Request:
Each entry below is to be extracted exactly.

Entries shown:
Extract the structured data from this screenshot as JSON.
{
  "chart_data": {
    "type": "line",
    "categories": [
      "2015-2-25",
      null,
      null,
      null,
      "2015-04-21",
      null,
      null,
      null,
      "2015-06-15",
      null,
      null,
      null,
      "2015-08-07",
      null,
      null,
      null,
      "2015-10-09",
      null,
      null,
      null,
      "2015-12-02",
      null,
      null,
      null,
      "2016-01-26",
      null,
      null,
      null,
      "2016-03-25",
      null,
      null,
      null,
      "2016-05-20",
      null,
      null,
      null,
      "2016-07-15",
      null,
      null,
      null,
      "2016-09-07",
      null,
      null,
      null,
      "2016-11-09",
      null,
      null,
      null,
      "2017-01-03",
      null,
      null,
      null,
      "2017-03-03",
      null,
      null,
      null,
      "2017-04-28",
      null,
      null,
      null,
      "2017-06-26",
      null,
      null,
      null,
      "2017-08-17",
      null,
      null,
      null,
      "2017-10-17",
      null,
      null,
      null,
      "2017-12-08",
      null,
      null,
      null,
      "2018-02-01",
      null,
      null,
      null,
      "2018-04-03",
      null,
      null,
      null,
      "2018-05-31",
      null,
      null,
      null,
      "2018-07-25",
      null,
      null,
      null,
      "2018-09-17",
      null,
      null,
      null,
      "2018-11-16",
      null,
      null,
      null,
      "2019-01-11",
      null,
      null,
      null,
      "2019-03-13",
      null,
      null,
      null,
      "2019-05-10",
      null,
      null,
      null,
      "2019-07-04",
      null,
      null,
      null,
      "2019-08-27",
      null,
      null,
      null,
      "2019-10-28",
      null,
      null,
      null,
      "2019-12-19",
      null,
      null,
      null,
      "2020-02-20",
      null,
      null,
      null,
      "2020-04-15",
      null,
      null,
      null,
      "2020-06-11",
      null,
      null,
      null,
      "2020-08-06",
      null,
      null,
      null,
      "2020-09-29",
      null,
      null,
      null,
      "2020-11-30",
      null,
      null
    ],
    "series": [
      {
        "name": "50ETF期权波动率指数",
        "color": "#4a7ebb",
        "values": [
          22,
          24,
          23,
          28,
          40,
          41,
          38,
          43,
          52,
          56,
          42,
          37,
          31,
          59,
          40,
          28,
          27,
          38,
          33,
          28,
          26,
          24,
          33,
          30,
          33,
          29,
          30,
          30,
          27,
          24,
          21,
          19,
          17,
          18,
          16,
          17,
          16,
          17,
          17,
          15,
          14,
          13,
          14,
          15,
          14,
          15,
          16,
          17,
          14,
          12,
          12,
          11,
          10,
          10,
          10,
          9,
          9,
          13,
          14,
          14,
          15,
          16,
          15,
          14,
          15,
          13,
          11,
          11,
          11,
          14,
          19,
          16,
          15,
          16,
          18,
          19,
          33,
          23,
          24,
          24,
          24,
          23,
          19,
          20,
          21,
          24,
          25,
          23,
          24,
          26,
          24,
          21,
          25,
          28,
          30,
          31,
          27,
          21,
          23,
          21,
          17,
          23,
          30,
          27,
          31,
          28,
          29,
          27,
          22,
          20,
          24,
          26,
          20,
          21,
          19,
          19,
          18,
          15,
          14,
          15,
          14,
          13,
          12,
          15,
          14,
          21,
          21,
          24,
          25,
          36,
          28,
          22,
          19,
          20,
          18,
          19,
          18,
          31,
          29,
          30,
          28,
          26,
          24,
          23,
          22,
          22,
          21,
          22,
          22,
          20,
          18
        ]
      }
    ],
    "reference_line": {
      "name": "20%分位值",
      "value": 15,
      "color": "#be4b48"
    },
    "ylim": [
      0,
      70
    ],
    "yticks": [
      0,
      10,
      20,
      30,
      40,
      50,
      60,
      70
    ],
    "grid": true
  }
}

Answer to the exercise:
Extract the structured data from this screenshot as JSON.
{
  "chart_data": {
    "type": "line",
    "categories": [
      "2015-2-25",
      null,
      null,
      null,
      "2015-04-21",
      null,
      null,
      null,
      "2015-06-15",
      null,
      null,
      null,
      "2015-08-07",
      null,
      null,
      null,
      "2015-10-09",
      null,
      null,
      null,
      "2015-12-02",
      null,
      null,
      null,
      "2016-01-26",
      null,
      null,
      null,
      "2016-03-25",
      null,
      null,
      null,
      "2016-05-20",
      null,
      null,
      null,
      "2016-07-15",
      null,
      null,
      null,
      "2016-09-07",
      null,
      null,
      null,
      "2016-11-09",
      null,
      null,
      null,
      "2017-01-03",
      null,
      null,
      null,
      "2017-03-03",
      null,
      null,
      null,
      "2017-04-28",
      null,
      null,
      null,
      "2017-06-26",
      null,
      null,
      null,
      "2017-08-17",
      null,
      null,
      null,
      "2017-10-17",
      null,
      null,
      null,
      "2017-12-08",
      null,
      null,
      null,
      "2018-02-01",
      null,
      null,
      null,
      "2018-04-03",
      null,
      null,
      null,
      "2018-05-31",
      null,
      null,
      null,
      "2018-07-25",
      null,
      null,
      null,
      "2018-09-17",
      null,
      null,
      null,
      "2018-11-16",
      null,
      null,
      null,
      "2019-01-11",
      null,
      null,
      null,
      "2019-03-13",
      null,
      null,
      null,
      "2019-05-10",
      null,
      null,
      null,
      "2019-07-04",
      null,
      null,
      null,
      "2019-08-27",
      null,
      null,
      null,
      "2019-10-28",
      null,
      null,
      null,
      "2019-12-19",
      null,
      null,
      null,
      "2020-02-20",
      null,
      null,
      null,
      "2020-04-15",
      null,
      null,
      null,
      "2020-06-11",
      null,
      null,
      null,
      "2020-08-06",
      null,
      null,
      null,
      "2020-09-29",
      null,
      null,
      null,
      "2020-11-30",
      null,
      null
    ],
    "series": [
      {
        "name": "50ETF期权波动率指数",
        "color": "#4a7ebb",
        "values": [
          22,
          24,
          23,
          28,
          40,
          41,
          38,
          43,
          52,
          56,
          42,
          37,
          31,
          59,
          40,
          28,
          27,
          38,
          33,
          28,
          26,
          24,
          33,
          30,
          33,
          29,
          30,
          30,
          27,
          24,
          21,
          19,
          17,
          18,
          16,
          17,
          16,
          17,
          17,
          15,
          14,
          13,
          14,
          15,
          14,
          15,
          16,
          17,
          14,
          12,
          12,
          11,
          10,
          10,
          10,
          9,
          9,
          13,
          14,
          14,
          15,
          16,
          15,
          14,
          15,
          13,
          11,
          11,
          11,
          14,
          19,
          16,
          15,
          16,
          18,
          19,
          33,
          23,
          24,
          24,
          24,
          23,
          19,
          20,
          21,
          24,
          25,
          23,
          24,
          26,
          24,
          21,
          25,
          28,
          30,
          31,
          27,
          21,
          23,
          21,
          17,
          23,
          30,
          27,
          31,
          28,
          29,
          27,
          22,
          20,
          24,
          26,
          20,
          21,
          19,
          19,
          18,
          15,
          14,
          15,
          14,
          13,
          12,
          15,
          14,
          21,
          21,
          24,
          25,
          36,
          28,
          22,
          19,
          20,
          18,
          19,
          18,
          31,
          29,
          30,
          28,
          26,
          24,
          23,
          22,
          22,
          21,
          22,
          22,
          20,
          18
        ]
      }
    ],
    "reference_line": {
      "name": "20%分位值",
      "value": 15,
      "color": "#be4b48"
    },
    "ylim": [
      0,
      70
    ],
    "yticks": [
      0,
      10,
      20,
      30,
      40,
      50,
      60,
      70
    ],
    "grid": true
  }
}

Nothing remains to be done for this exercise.